Entries with figure data
=======

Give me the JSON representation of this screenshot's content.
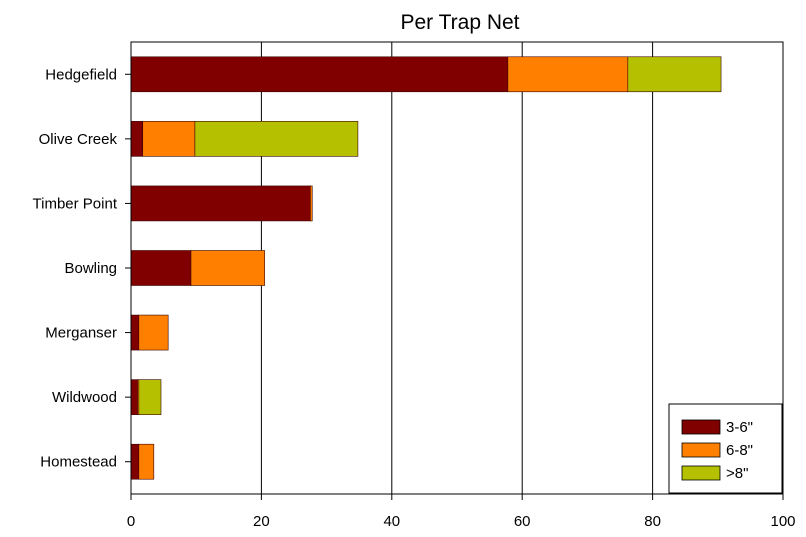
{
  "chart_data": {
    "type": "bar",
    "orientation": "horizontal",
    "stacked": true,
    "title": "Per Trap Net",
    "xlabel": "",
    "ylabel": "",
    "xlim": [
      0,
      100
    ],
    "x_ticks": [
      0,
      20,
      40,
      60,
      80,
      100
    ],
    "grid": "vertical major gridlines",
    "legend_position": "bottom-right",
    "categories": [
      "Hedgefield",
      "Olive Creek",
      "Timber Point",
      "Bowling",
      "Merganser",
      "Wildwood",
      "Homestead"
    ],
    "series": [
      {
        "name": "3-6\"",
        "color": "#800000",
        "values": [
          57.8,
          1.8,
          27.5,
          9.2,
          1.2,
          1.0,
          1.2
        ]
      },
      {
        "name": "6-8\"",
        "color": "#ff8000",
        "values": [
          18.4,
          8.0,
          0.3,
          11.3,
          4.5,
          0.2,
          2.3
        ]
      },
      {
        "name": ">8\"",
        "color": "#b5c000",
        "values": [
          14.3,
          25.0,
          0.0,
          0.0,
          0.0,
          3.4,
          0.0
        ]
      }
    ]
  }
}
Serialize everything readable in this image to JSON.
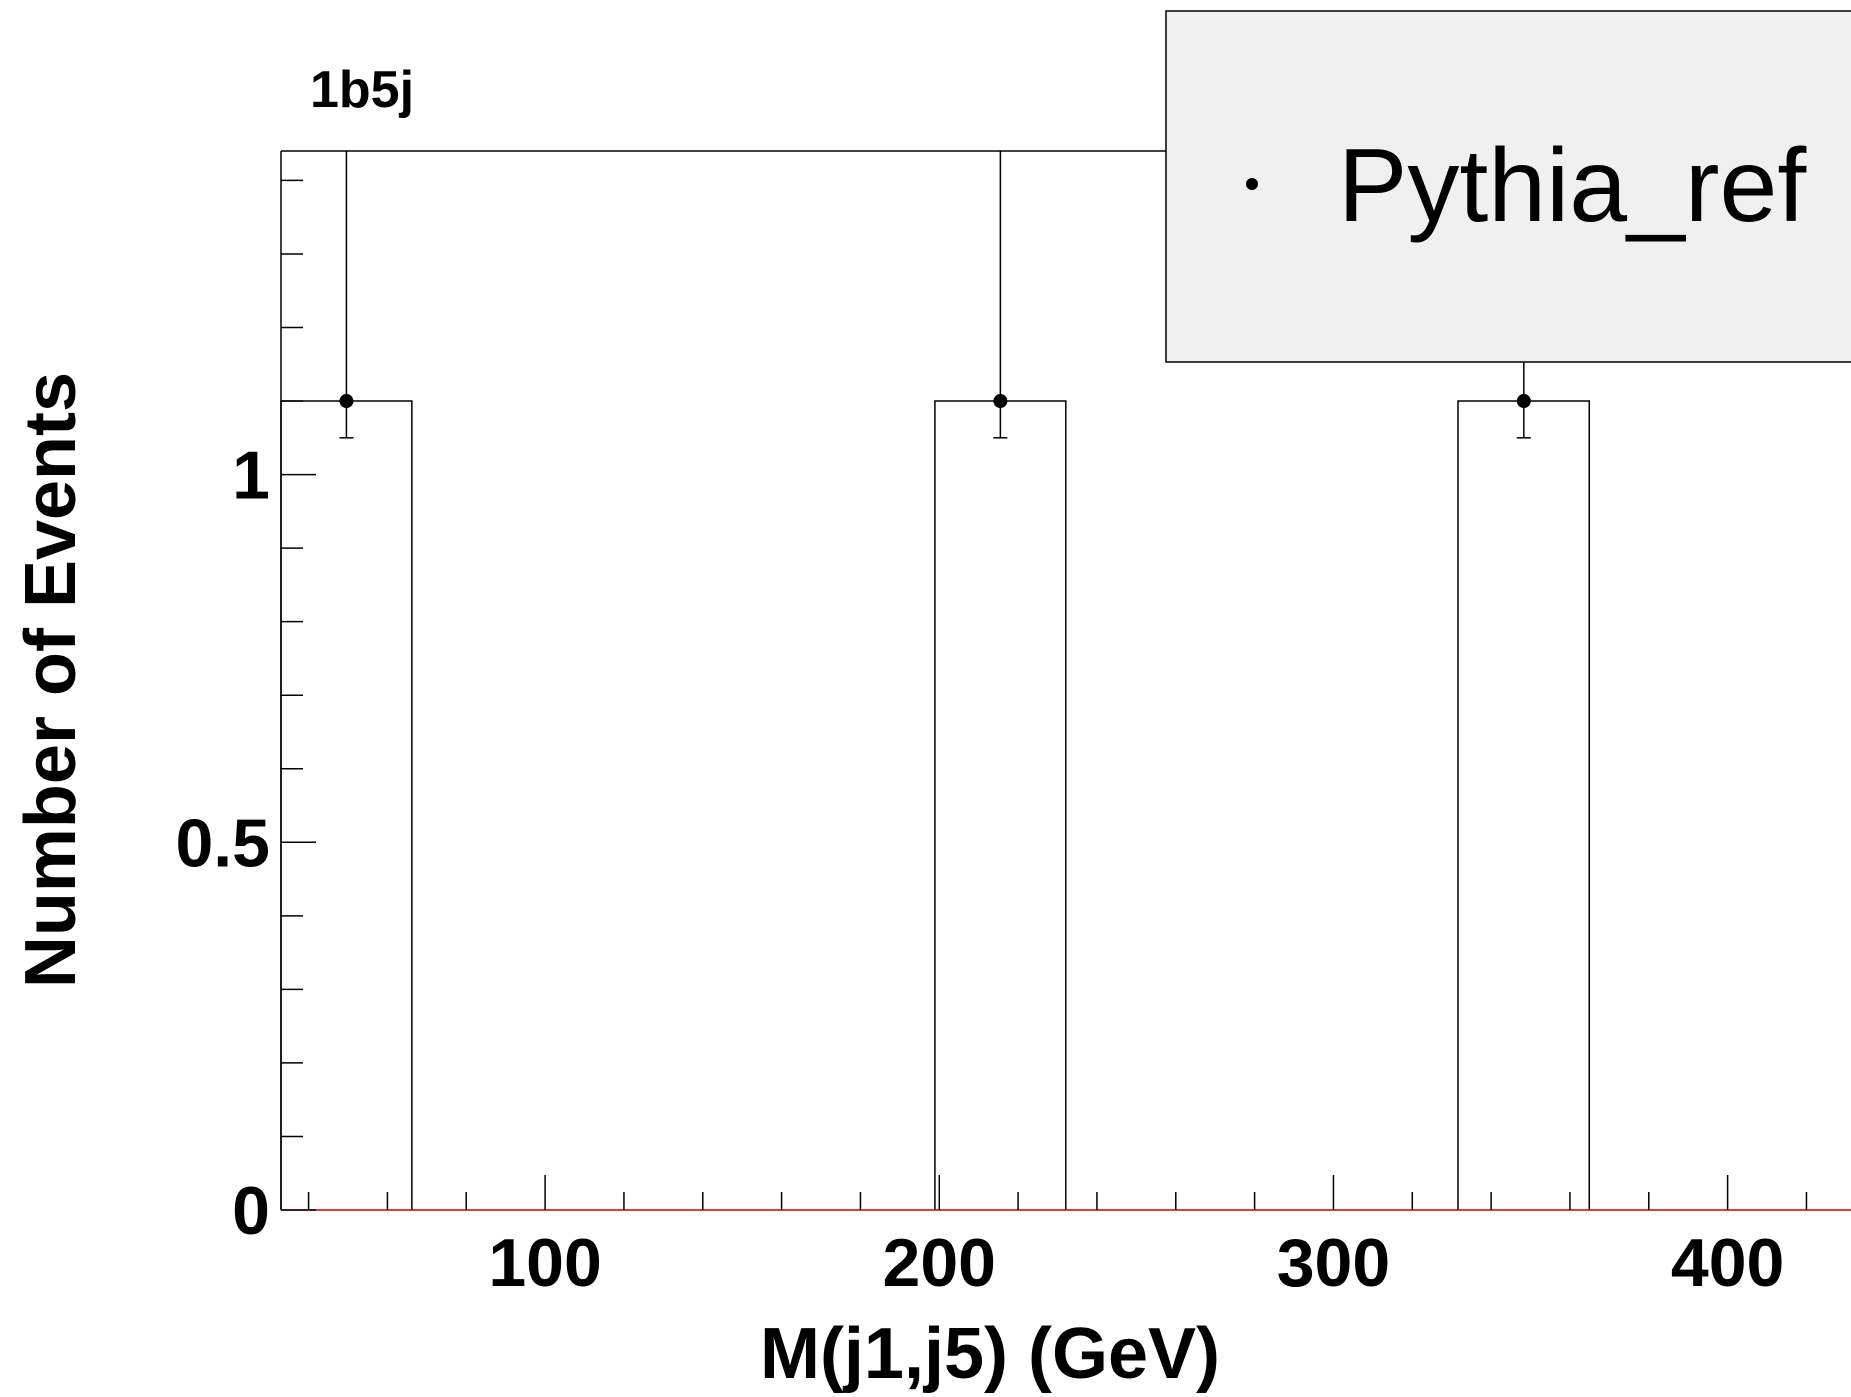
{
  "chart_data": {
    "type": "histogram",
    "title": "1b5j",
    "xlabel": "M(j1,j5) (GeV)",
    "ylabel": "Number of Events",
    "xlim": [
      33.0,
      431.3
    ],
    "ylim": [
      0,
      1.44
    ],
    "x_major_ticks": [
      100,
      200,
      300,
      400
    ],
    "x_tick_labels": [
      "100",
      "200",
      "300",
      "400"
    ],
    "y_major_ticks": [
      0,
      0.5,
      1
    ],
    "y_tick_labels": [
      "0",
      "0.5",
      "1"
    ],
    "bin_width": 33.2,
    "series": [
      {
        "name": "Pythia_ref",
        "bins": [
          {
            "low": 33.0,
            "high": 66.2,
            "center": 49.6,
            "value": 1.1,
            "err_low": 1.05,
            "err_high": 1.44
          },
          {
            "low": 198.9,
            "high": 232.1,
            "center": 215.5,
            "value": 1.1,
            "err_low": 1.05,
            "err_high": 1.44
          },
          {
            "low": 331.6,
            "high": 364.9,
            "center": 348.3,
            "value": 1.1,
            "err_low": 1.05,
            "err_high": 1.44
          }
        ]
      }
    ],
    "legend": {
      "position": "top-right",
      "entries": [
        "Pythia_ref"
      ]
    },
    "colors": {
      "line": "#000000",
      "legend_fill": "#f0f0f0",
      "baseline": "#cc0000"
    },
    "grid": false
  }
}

=======

Exercise directions:
Reproduce each entry precisely, dropping only the pictures.

Completed exercise:
Give me the JSON representation of this screenshot's content.
{
  "chart_data": {
    "type": "bar",
    "orientation": "horizontal",
    "stacked": true,
    "title": "Per Trap Net",
    "xlabel": "",
    "ylabel": "",
    "xlim": [
      0,
      100
    ],
    "x_ticks": [
      0,
      20,
      40,
      60,
      80,
      100
    ],
    "grid": "vertical major gridlines",
    "legend_position": "bottom-right",
    "categories": [
      "Hedgefield",
      "Olive Creek",
      "Timber Point",
      "Bowling",
      "Merganser",
      "Wildwood",
      "Homestead"
    ],
    "series": [
      {
        "name": "3-6\"",
        "color": "#800000",
        "values": [
          57.8,
          1.8,
          27.5,
          9.2,
          1.2,
          1.0,
          1.2
        ]
      },
      {
        "name": "6-8\"",
        "color": "#ff8000",
        "values": [
          18.4,
          8.0,
          0.3,
          11.3,
          4.5,
          0.2,
          2.3
        ]
      },
      {
        "name": ">8\"",
        "color": "#b5c000",
        "values": [
          14.3,
          25.0,
          0.0,
          0.0,
          0.0,
          3.4,
          0.0
        ]
      }
    ]
  }
}
Serialize everything readable in this image to JSON.
{
  "chart_data": {
    "type": "histogram",
    "title": "1b5j",
    "xlabel": "M(j1,j5) (GeV)",
    "ylabel": "Number of Events",
    "xlim": [
      33.0,
      431.3
    ],
    "ylim": [
      0,
      1.44
    ],
    "x_major_ticks": [
      100,
      200,
      300,
      400
    ],
    "x_tick_labels": [
      "100",
      "200",
      "300",
      "400"
    ],
    "y_major_ticks": [
      0,
      0.5,
      1
    ],
    "y_tick_labels": [
      "0",
      "0.5",
      "1"
    ],
    "bin_width": 33.2,
    "series": [
      {
        "name": "Pythia_ref",
        "bins": [
          {
            "low": 33.0,
            "high": 66.2,
            "center": 49.6,
            "value": 1.1,
            "err_low": 1.05,
            "err_high": 1.44
          },
          {
            "low": 198.9,
            "high": 232.1,
            "center": 215.5,
            "value": 1.1,
            "err_low": 1.05,
            "err_high": 1.44
          },
          {
            "low": 331.6,
            "high": 364.9,
            "center": 348.3,
            "value": 1.1,
            "err_low": 1.05,
            "err_high": 1.44
          }
        ]
      }
    ],
    "legend": {
      "position": "top-right",
      "entries": [
        "Pythia_ref"
      ]
    },
    "colors": {
      "line": "#000000",
      "legend_fill": "#f0f0f0",
      "baseline": "#cc0000"
    },
    "grid": false
  }
}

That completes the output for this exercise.